## WRITTEN EXERCISE
Transcribe all the records with complete accuracy.

## GIVEN RECORDS
>> START

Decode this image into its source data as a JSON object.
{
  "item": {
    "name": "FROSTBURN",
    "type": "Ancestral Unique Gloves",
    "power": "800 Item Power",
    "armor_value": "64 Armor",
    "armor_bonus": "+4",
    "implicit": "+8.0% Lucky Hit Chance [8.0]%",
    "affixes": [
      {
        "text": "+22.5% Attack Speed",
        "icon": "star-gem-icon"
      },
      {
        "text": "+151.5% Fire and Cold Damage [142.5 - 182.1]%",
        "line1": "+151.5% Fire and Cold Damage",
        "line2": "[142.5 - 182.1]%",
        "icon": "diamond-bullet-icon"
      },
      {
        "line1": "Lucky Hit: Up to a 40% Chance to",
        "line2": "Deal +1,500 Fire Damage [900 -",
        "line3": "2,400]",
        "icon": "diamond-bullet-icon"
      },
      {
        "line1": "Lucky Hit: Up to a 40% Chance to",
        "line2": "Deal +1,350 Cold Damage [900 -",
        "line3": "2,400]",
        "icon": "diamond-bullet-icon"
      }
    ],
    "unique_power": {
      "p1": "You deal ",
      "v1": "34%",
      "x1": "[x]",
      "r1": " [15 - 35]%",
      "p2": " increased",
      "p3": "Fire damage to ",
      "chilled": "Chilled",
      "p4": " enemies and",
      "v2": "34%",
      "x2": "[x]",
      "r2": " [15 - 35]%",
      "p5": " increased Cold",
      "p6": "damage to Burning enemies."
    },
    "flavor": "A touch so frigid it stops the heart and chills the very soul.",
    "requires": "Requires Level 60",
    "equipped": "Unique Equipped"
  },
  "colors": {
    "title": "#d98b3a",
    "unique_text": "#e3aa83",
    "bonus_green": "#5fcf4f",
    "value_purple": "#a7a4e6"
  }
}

>> END

## WRITTEN SOLUTION
Decode this image into its source data as a JSON object.
{
  "item": {
    "name": "FROSTBURN",
    "type": "Ancestral Unique Gloves",
    "power": "800 Item Power",
    "armor_value": "64 Armor",
    "armor_bonus": "+4",
    "implicit": "+8.0% Lucky Hit Chance [8.0]%",
    "affixes": [
      {
        "text": "+22.5% Attack Speed",
        "icon": "star-gem-icon"
      },
      {
        "text": "+151.5% Fire and Cold Damage [142.5 - 182.1]%",
        "line1": "+151.5% Fire and Cold Damage",
        "line2": "[142.5 - 182.1]%",
        "icon": "diamond-bullet-icon"
      },
      {
        "line1": "Lucky Hit: Up to a 40% Chance to",
        "line2": "Deal +1,500 Fire Damage [900 -",
        "line3": "2,400]",
        "icon": "diamond-bullet-icon"
      },
      {
        "line1": "Lucky Hit: Up to a 40% Chance to",
        "line2": "Deal +1,350 Cold Damage [900 -",
        "line3": "2,400]",
        "icon": "diamond-bullet-icon"
      }
    ],
    "unique_power": {
      "p1": "You deal ",
      "v1": "34%",
      "x1": "[x]",
      "r1": " [15 - 35]%",
      "p2": " increased",
      "p3": "Fire damage to ",
      "chilled": "Chilled",
      "p4": " enemies and",
      "v2": "34%",
      "x2": "[x]",
      "r2": " [15 - 35]%",
      "p5": " increased Cold",
      "p6": "damage to Burning enemies."
    },
    "flavor": "A touch so frigid it stops the heart and chills the very soul.",
    "requires": "Requires Level 60",
    "equipped": "Unique Equipped"
  },
  "colors": {
    "title": "#d98b3a",
    "unique_text": "#e3aa83",
    "bonus_green": "#5fcf4f",
    "value_purple": "#a7a4e6"
  }
}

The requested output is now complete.